* [Task to complete]: Only a number is wanted here: the number of lines of the data that include "étudiants".
══════════════════════════════
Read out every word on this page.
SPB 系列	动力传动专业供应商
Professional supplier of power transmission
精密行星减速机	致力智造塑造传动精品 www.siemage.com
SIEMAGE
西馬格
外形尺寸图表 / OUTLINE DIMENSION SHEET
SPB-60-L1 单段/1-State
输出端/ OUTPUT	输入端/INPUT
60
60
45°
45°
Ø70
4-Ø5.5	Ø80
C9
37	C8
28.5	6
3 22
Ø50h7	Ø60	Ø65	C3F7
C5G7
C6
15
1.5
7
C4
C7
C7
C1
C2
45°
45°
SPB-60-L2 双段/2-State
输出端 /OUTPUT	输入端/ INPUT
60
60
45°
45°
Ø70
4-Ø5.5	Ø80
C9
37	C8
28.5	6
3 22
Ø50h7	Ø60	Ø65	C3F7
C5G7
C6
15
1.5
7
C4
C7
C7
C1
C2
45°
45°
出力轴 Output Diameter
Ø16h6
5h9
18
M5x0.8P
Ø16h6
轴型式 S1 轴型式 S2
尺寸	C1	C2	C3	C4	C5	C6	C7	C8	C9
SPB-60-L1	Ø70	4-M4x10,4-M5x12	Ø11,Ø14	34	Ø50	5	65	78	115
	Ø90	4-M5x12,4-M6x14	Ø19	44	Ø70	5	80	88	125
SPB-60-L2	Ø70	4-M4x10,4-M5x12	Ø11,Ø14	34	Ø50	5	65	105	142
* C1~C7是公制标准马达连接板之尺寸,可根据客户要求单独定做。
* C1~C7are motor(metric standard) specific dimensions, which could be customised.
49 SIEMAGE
══════════════════════════════
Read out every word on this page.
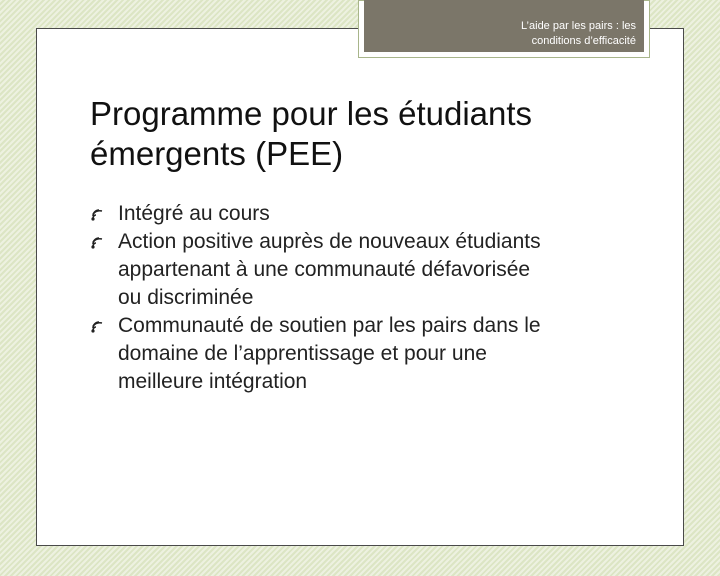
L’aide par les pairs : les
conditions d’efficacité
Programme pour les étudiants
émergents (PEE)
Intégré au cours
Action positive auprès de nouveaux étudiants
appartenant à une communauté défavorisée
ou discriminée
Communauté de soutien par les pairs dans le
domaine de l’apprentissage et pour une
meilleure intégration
══════════════════════════════
* [Correct output]: 2